## EXERCISE GOAL
All lines in which the word "Empathy" occurs are to be extracted.

## GIVEN RECORDS

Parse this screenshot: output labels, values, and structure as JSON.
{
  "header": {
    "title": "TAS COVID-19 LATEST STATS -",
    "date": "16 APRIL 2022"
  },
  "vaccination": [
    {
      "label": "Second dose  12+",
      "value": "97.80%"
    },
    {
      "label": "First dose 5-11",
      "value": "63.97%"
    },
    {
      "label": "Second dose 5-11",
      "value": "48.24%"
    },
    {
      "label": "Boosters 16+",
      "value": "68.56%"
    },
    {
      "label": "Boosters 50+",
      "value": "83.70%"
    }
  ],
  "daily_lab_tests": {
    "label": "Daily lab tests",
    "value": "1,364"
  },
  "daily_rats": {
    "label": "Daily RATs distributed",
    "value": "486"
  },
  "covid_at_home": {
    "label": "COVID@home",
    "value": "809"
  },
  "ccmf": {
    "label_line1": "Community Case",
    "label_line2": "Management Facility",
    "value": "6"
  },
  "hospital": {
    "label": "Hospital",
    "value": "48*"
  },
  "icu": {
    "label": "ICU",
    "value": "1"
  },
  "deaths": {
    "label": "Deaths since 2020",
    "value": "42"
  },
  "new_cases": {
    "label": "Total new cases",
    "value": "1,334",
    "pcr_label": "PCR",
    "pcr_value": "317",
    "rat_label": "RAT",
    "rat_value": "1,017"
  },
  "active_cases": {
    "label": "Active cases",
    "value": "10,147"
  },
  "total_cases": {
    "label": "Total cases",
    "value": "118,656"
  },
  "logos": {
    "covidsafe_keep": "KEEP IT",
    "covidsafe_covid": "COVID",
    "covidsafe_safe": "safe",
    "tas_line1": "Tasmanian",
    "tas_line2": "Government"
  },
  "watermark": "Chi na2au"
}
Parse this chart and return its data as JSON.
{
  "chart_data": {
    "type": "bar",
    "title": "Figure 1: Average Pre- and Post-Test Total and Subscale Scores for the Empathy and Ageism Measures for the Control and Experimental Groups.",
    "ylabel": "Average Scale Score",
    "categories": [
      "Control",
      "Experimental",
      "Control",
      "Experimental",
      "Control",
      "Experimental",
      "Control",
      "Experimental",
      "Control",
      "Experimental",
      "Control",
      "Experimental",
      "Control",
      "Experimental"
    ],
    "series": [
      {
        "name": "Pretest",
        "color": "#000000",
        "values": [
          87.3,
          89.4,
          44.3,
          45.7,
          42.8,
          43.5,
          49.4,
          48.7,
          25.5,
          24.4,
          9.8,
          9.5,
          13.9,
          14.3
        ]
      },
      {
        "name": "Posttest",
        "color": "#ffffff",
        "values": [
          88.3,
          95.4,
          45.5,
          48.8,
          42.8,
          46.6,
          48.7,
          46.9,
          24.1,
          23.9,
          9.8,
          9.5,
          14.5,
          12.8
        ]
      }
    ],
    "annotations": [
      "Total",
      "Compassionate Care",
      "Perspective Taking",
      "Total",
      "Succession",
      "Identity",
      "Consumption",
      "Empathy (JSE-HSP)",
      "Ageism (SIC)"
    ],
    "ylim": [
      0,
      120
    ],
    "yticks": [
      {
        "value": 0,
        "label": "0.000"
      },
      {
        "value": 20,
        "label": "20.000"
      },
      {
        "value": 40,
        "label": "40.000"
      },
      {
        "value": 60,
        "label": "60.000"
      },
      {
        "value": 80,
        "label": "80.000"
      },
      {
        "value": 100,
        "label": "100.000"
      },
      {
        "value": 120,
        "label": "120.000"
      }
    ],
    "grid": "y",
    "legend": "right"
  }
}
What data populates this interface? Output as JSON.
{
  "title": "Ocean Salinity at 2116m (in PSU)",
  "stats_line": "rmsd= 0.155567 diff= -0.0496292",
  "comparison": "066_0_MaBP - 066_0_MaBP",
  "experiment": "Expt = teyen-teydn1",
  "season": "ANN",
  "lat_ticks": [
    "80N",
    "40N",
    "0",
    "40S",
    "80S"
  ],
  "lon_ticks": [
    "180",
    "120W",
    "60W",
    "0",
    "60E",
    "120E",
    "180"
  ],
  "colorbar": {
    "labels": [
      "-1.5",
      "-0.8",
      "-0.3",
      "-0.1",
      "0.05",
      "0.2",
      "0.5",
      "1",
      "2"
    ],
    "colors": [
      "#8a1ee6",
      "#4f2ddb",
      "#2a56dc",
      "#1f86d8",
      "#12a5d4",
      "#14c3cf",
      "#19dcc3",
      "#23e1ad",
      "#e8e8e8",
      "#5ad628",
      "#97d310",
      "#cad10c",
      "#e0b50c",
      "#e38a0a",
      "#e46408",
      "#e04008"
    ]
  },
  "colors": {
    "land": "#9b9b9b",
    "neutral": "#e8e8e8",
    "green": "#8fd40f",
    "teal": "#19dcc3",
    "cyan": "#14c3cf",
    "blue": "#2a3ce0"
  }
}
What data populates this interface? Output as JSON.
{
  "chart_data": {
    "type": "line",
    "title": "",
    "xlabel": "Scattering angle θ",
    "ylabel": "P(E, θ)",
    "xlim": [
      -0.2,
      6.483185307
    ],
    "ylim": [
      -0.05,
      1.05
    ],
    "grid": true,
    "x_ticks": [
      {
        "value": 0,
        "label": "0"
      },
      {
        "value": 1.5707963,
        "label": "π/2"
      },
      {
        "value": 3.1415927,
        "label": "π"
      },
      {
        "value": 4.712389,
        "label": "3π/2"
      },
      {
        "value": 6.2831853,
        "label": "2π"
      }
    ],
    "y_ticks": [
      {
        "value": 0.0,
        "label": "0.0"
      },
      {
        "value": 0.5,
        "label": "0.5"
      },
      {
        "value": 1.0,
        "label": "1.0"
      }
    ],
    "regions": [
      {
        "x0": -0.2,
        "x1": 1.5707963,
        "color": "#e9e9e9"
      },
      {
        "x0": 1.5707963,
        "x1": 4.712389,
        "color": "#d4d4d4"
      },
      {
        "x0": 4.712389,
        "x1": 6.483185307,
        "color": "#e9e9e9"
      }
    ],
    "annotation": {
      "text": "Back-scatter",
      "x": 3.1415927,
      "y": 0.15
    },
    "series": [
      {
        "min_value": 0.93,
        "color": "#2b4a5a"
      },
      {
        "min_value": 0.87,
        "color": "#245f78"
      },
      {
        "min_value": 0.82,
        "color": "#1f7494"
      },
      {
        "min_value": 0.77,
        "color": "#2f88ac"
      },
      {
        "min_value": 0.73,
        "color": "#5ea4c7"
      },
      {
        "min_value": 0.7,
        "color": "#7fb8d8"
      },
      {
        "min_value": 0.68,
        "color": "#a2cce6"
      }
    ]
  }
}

## FINAL ANSWER
    "title": "Figure 1: Average Pre- and Post-Test Total and Subscale Scores for the Empathy and Ageism Measures for the Control and Experimental Groups.",
      "Empathy (JSE-HSP)",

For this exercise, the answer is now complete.